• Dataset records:
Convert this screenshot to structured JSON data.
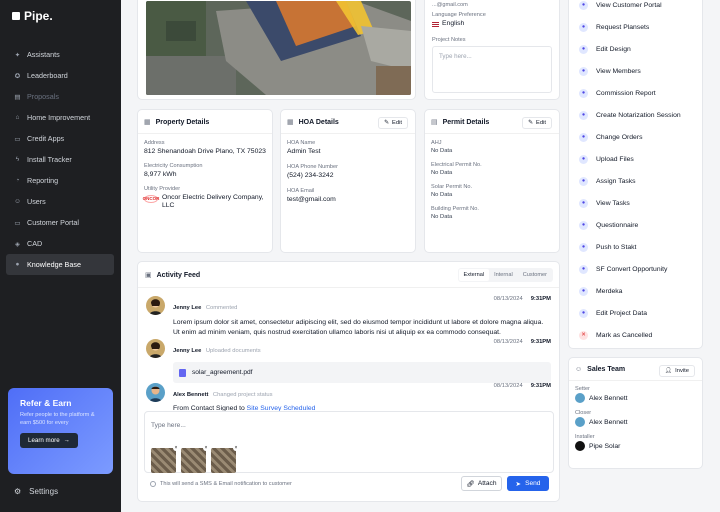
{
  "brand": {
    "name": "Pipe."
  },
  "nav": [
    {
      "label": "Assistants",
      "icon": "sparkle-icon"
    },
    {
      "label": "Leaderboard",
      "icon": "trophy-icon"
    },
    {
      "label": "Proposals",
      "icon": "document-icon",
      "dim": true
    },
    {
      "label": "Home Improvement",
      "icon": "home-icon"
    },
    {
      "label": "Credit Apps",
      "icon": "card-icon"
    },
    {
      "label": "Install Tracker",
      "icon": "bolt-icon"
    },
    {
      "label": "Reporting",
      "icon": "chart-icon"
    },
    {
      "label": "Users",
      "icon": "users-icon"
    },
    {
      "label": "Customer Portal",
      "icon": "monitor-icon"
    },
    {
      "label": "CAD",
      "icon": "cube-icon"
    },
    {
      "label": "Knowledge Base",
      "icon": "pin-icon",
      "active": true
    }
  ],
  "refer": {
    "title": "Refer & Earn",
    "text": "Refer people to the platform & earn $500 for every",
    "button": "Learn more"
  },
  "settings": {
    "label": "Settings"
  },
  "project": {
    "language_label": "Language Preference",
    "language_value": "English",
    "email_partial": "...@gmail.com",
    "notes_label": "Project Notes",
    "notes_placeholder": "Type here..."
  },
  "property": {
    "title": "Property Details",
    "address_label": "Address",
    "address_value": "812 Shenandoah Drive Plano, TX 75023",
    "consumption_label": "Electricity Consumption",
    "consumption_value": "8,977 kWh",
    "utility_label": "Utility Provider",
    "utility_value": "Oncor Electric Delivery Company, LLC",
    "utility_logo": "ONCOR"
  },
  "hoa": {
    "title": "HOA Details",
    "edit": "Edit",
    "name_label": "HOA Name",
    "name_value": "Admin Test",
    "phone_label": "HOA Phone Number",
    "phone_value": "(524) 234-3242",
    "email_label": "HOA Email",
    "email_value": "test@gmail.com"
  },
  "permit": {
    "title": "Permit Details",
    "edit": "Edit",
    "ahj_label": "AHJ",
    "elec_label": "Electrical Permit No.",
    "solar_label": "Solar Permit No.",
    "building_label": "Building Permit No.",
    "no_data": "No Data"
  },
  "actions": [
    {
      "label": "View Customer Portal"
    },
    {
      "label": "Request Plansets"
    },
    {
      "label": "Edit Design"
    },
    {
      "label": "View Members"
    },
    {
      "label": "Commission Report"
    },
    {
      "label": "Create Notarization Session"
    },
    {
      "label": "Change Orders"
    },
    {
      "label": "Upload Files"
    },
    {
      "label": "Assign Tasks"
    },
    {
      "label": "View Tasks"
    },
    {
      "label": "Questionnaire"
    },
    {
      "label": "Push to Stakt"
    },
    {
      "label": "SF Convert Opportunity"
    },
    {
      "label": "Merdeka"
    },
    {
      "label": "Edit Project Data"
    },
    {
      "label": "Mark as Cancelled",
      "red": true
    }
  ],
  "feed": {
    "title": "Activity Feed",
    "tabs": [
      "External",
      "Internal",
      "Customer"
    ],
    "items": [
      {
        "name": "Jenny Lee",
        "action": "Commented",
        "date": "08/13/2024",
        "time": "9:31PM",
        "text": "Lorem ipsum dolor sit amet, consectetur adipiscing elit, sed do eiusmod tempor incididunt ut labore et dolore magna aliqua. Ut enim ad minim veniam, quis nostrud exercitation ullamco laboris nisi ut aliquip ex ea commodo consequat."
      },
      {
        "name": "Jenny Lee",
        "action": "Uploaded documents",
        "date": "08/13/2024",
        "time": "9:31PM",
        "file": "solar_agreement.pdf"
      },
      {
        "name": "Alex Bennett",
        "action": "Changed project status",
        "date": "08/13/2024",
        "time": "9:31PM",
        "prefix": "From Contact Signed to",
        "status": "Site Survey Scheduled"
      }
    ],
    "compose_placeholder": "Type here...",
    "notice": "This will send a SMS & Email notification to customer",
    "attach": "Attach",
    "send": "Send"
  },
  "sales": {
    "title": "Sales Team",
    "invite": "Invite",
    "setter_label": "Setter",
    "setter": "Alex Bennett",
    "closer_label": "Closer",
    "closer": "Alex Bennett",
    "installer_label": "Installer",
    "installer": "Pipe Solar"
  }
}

• What you are asked to do:
Of all the lines in the listing above, how many include "Alex"? Write only the number.

• Exercise response:
3